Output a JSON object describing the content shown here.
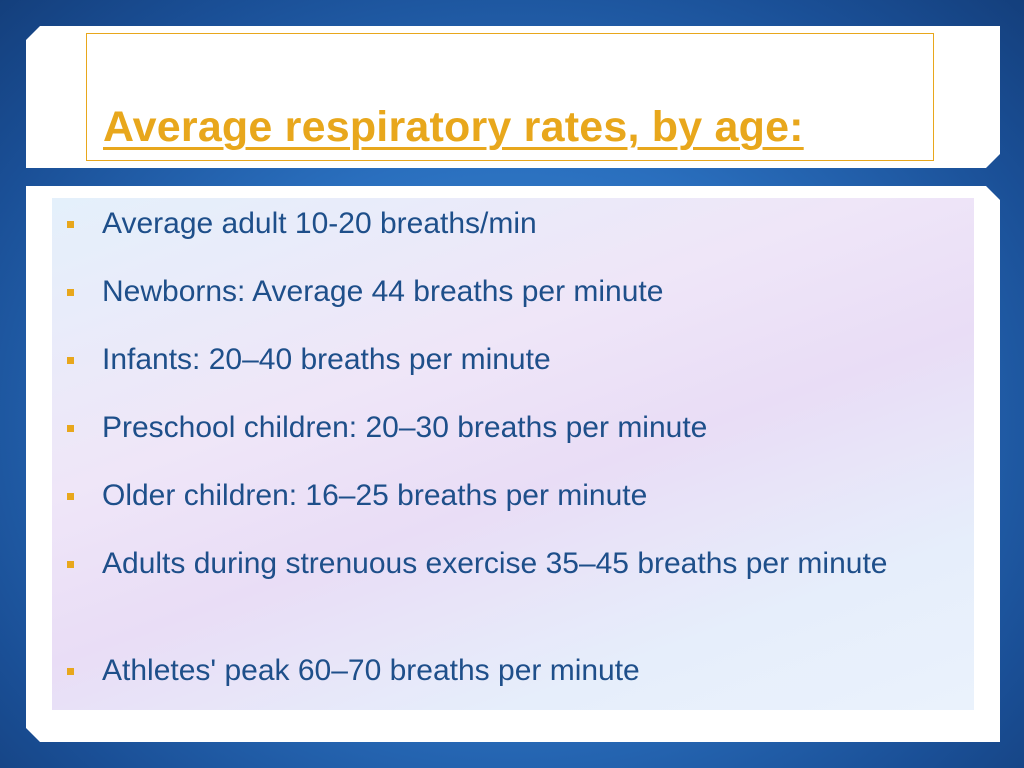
{
  "slide": {
    "title": "Average respiratory rates, by age:",
    "bullets": [
      "Average adult 10-20 breaths/min",
      "Newborns: Average 44 breaths per minute",
      "Infants: 20–40 breaths per minute",
      "Preschool children: 20–30 breaths per minute",
      "Older children: 16–25 breaths per minute",
      "Adults during strenuous exercise 35–45 breaths per minute",
      "Athletes' peak 60–70 breaths per minute"
    ],
    "colors": {
      "title": "#e8a71c",
      "text": "#1e4f8a",
      "bullet_marker": "#e8a71c",
      "background": "#2a6fbe"
    }
  }
}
+++
▸ **Exercise instructions**: Omit pictures; set down the rest of the material word for word.

▸ **Expected answer**:
Output a JSON object describing the content shown here.
{
  "slide": {
    "title": "Average respiratory rates, by age:",
    "bullets": [
      "Average adult 10-20 breaths/min",
      "Newborns: Average 44 breaths per minute",
      "Infants: 20–40 breaths per minute",
      "Preschool children: 20–30 breaths per minute",
      "Older children: 16–25 breaths per minute",
      "Adults during strenuous exercise 35–45 breaths per minute",
      "Athletes' peak 60–70 breaths per minute"
    ],
    "colors": {
      "title": "#e8a71c",
      "text": "#1e4f8a",
      "bullet_marker": "#e8a71c",
      "background": "#2a6fbe"
    }
  }
}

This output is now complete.